Please swap "data-point-square" for "data-marker-square" throughout the items below and leave every other character unchanged.

---*---

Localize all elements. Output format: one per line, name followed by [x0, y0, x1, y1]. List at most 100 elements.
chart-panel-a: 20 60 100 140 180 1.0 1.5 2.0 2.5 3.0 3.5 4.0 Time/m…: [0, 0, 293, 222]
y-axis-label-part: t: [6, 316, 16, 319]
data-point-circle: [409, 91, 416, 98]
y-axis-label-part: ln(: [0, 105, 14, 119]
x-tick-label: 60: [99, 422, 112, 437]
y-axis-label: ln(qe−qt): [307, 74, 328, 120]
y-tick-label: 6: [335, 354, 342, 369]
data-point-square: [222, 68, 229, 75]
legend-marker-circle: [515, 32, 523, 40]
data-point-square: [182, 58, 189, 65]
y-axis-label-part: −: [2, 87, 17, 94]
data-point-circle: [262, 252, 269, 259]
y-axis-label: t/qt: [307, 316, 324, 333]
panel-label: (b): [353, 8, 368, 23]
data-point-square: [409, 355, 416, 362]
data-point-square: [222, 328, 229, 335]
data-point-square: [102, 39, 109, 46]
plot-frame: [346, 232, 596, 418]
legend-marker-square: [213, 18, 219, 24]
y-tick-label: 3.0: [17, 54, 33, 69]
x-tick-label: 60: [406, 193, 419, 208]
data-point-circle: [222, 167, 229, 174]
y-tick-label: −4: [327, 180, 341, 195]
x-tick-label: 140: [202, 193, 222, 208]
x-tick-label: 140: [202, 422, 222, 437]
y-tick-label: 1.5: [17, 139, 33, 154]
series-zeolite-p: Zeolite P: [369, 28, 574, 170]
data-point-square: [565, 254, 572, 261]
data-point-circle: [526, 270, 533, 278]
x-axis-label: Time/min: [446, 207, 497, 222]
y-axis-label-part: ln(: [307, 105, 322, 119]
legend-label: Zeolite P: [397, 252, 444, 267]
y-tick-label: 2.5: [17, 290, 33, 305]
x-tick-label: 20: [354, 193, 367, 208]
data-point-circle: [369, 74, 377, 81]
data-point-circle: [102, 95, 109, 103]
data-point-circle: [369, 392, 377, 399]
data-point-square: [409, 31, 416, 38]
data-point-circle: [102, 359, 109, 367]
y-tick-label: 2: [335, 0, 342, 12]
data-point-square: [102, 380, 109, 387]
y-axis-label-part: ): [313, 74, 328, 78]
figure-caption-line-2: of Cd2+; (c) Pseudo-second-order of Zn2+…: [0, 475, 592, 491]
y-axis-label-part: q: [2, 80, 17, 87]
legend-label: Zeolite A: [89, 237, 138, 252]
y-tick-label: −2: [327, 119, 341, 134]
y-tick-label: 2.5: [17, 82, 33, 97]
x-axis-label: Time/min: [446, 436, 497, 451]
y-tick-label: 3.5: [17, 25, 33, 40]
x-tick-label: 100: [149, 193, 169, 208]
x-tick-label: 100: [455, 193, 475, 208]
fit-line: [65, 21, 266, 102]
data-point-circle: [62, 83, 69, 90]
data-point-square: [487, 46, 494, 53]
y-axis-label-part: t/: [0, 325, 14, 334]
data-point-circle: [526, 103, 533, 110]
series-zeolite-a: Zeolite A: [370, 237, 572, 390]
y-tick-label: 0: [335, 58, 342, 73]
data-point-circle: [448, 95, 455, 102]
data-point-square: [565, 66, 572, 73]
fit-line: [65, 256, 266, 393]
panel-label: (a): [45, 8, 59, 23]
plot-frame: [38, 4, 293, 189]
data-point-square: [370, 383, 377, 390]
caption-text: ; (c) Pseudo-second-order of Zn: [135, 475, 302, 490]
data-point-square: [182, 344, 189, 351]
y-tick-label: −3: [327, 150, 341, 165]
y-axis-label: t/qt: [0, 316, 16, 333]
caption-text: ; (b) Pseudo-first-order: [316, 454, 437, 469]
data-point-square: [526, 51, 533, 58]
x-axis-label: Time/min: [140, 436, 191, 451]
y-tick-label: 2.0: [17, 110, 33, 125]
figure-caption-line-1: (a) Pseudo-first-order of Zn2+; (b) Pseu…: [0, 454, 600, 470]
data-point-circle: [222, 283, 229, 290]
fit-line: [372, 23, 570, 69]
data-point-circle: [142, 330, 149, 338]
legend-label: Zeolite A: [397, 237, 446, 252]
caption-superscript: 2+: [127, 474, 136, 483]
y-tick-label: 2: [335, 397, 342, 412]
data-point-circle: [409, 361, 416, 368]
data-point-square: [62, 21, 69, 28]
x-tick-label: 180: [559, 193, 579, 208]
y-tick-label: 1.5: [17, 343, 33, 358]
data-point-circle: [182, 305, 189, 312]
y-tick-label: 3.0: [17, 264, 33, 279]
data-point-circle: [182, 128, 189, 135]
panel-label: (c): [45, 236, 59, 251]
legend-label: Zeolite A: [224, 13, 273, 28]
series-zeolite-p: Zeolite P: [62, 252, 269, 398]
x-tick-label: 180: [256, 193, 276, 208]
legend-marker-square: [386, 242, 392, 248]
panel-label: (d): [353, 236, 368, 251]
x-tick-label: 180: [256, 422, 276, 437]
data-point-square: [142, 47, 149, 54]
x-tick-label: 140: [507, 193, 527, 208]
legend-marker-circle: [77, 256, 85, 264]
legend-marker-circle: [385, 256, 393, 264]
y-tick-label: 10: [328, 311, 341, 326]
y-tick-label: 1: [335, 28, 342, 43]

---*---

## FINISHED EXERCISE
Localize all elements. Output format: one per line, name followed by [x0, y0, x1, y1]. List at most 100 elements.
chart-panel-a: 20 60 100 140 180 1.0 1.5 2.0 2.5 3.0 3.5 4.0 Time/m…: [0, 0, 293, 222]
y-axis-label-part: t: [6, 316, 16, 319]
data-point-circle: [409, 91, 416, 98]
y-axis-label-part: ln(: [0, 105, 14, 119]
x-tick-label: 60: [99, 422, 112, 437]
y-axis-label: ln(qe−qt): [307, 74, 328, 120]
y-tick-label: 6: [335, 354, 342, 369]
data-marker-square: [222, 68, 229, 75]
legend-marker-circle: [515, 32, 523, 40]
data-marker-square: [182, 58, 189, 65]
y-axis-label-part: −: [2, 87, 17, 94]
data-point-circle: [262, 252, 269, 259]
y-axis-label: t/qt: [307, 316, 324, 333]
panel-label: (b): [353, 8, 368, 23]
data-marker-square: [409, 355, 416, 362]
data-marker-square: [222, 328, 229, 335]
data-marker-square: [102, 39, 109, 46]
plot-frame: [346, 232, 596, 418]
legend-marker-square: [213, 18, 219, 24]
y-tick-label: 3.0: [17, 54, 33, 69]
x-tick-label: 60: [406, 193, 419, 208]
data-point-circle: [222, 167, 229, 174]
y-tick-label: −4: [327, 180, 341, 195]
x-tick-label: 140: [202, 193, 222, 208]
x-tick-label: 140: [202, 422, 222, 437]
y-tick-label: 1.5: [17, 139, 33, 154]
series-zeolite-p: Zeolite P: [369, 28, 574, 170]
data-marker-square: [565, 254, 572, 261]
data-point-circle: [526, 270, 533, 278]
x-axis-label: Time/min: [446, 207, 497, 222]
y-axis-label-part: ln(: [307, 105, 322, 119]
legend-label: Zeolite P: [397, 252, 444, 267]
y-tick-label: 2.5: [17, 290, 33, 305]
x-tick-label: 20: [354, 193, 367, 208]
data-point-circle: [369, 74, 377, 81]
data-point-circle: [102, 95, 109, 103]
data-point-circle: [369, 392, 377, 399]
data-marker-square: [409, 31, 416, 38]
data-point-circle: [102, 359, 109, 367]
y-tick-label: 2: [335, 0, 342, 12]
data-marker-square: [102, 380, 109, 387]
y-axis-label-part: ): [313, 74, 328, 78]
figure-caption-line-2: of Cd2+; (c) Pseudo-second-order of Zn2+…: [0, 475, 592, 491]
y-axis-label-part: q: [2, 80, 17, 87]
legend-label: Zeolite A: [89, 237, 138, 252]
y-tick-label: −2: [327, 119, 341, 134]
y-tick-label: 2.5: [17, 82, 33, 97]
x-axis-label: Time/min: [446, 436, 497, 451]
y-tick-label: 3.5: [17, 25, 33, 40]
x-tick-label: 100: [149, 193, 169, 208]
x-tick-label: 100: [455, 193, 475, 208]
fit-line: [65, 21, 266, 102]
data-point-circle: [62, 83, 69, 90]
data-marker-square: [487, 46, 494, 53]
y-axis-label-part: t/: [0, 325, 14, 334]
data-point-circle: [526, 103, 533, 110]
series-zeolite-a: Zeolite A: [370, 237, 572, 390]
y-tick-label: 0: [335, 58, 342, 73]
data-point-circle: [448, 95, 455, 102]
data-marker-square: [565, 66, 572, 73]
fit-line: [65, 256, 266, 393]
panel-label: (a): [45, 8, 59, 23]
plot-frame: [38, 4, 293, 189]
data-marker-square: [370, 383, 377, 390]
caption-text: ; (c) Pseudo-second-order of Zn: [135, 475, 302, 490]
data-marker-square: [182, 344, 189, 351]
y-tick-label: −3: [327, 150, 341, 165]
y-axis-label: t/qt: [0, 316, 16, 333]
caption-text: ; (b) Pseudo-first-order: [316, 454, 437, 469]
data-marker-square: [526, 51, 533, 58]
x-axis-label: Time/min: [140, 436, 191, 451]
y-tick-label: 2.0: [17, 110, 33, 125]
figure-caption-line-1: (a) Pseudo-first-order of Zn2+; (b) Pseu…: [0, 454, 600, 470]
data-point-circle: [222, 283, 229, 290]
fit-line: [372, 23, 570, 69]
data-point-circle: [142, 330, 149, 338]
legend-label: Zeolite A: [397, 237, 446, 252]
caption-superscript: 2+: [127, 474, 136, 483]
y-tick-label: 2: [335, 397, 342, 412]
data-point-circle: [409, 361, 416, 368]
data-marker-square: [62, 21, 69, 28]
x-tick-label: 180: [559, 193, 579, 208]
y-tick-label: 1.5: [17, 343, 33, 358]
data-point-circle: [182, 305, 189, 312]
y-tick-label: 3.0: [17, 264, 33, 279]
data-point-circle: [182, 128, 189, 135]
panel-label: (c): [45, 236, 59, 251]
legend-label: Zeolite A: [224, 13, 273, 28]
series-zeolite-p: Zeolite P: [62, 252, 269, 398]
x-tick-label: 180: [256, 193, 276, 208]
legend-marker-square: [386, 242, 392, 248]
panel-label: (d): [353, 236, 368, 251]
x-tick-label: 180: [256, 422, 276, 437]
data-marker-square: [142, 47, 149, 54]
x-tick-label: 140: [507, 193, 527, 208]
legend-marker-circle: [77, 256, 85, 264]
legend-marker-circle: [385, 256, 393, 264]
y-tick-label: 10: [328, 311, 341, 326]
y-tick-label: 1: [335, 28, 342, 43]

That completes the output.